- **Given records**:
* Start *

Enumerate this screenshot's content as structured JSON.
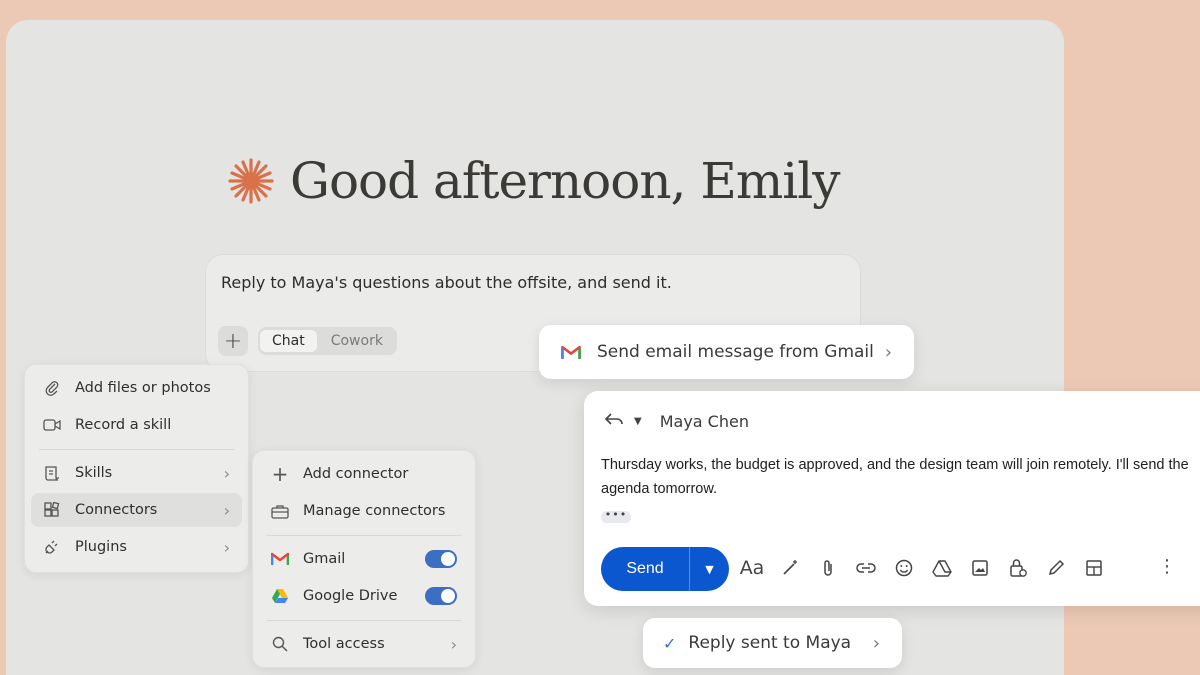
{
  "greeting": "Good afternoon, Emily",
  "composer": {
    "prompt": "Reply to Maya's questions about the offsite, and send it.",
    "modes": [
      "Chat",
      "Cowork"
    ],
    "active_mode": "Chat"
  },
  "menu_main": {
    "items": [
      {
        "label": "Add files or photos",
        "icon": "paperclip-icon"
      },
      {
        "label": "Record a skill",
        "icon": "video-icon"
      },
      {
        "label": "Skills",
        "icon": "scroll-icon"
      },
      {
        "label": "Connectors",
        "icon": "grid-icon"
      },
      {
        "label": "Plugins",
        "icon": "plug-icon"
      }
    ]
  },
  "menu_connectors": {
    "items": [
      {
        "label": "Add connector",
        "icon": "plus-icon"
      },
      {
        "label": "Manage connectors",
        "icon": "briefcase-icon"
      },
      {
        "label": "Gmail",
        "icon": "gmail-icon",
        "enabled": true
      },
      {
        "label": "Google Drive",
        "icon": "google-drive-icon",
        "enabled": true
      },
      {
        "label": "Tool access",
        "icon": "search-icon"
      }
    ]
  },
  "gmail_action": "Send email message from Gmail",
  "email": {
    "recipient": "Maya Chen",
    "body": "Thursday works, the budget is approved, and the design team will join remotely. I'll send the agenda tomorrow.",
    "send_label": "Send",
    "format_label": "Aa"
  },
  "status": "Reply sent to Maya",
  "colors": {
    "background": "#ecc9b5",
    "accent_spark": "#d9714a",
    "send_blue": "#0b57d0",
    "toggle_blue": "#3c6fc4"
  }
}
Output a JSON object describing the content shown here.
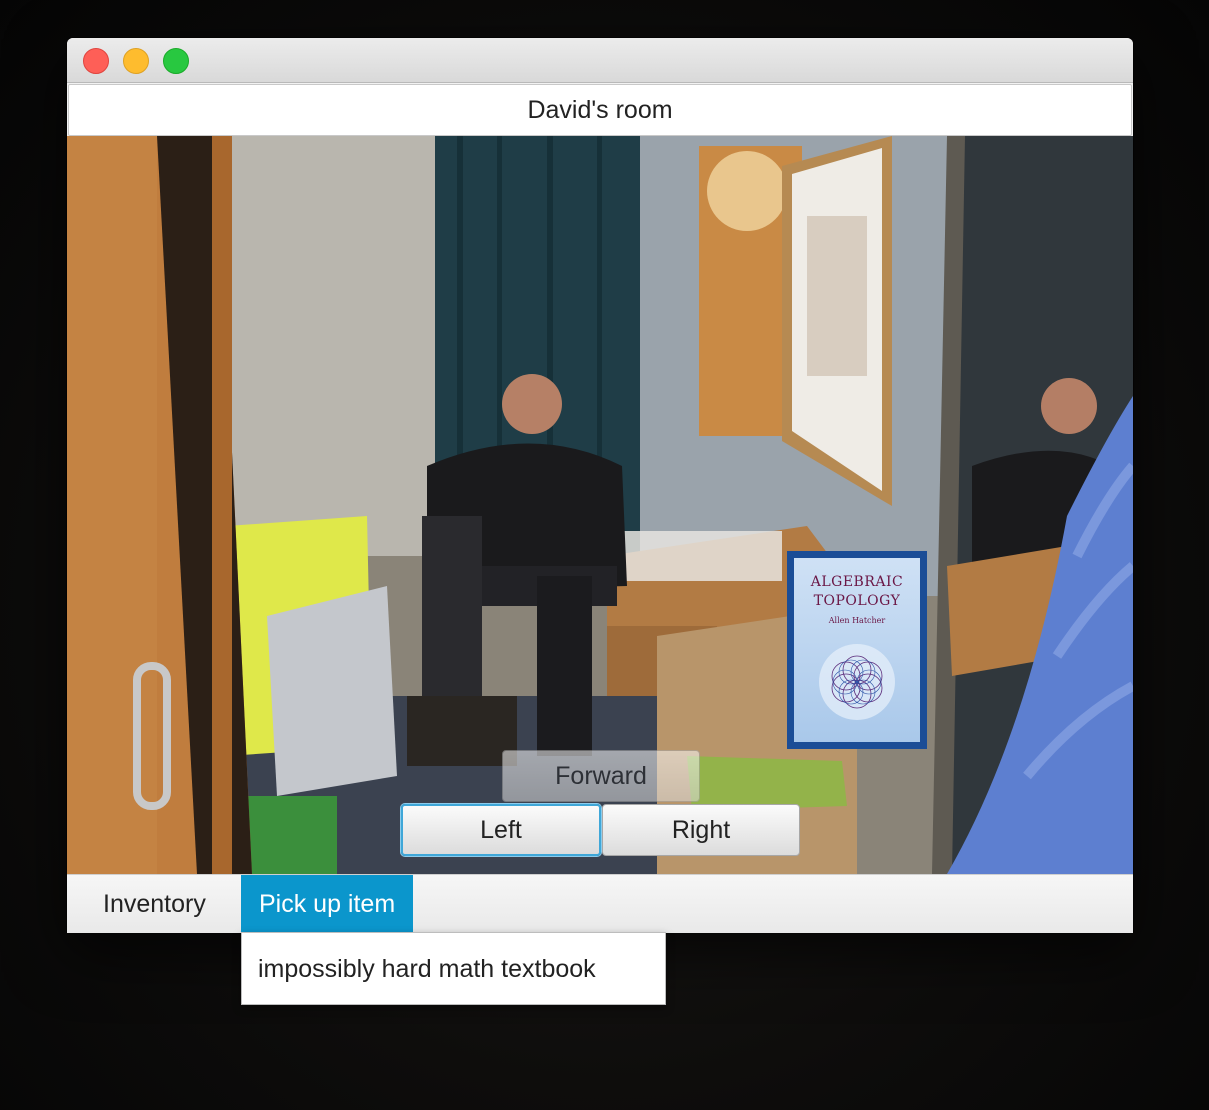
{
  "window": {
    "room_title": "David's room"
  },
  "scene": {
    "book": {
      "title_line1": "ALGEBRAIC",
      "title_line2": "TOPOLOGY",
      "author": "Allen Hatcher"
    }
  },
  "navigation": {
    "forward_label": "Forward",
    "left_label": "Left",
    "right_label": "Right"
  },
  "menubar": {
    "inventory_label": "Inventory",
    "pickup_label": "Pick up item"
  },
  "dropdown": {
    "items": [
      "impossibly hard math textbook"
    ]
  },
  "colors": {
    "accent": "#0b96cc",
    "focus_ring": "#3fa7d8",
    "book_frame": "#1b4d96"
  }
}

* End *

- **Aim of the task**: Read the lines above. Gather those in which the string "icon" is found.

- **Problem solution**:
        "icon": "paperclip-icon"
        "icon": "video-icon"
        "icon": "scroll-icon"
        "icon": "grid-icon"
        "icon": "plug-icon"
        "icon": "plus-icon"
        "icon": "briefcase-icon"
        "icon": "gmail-icon",
        "icon": "google-drive-icon",
        "icon": "search-icon"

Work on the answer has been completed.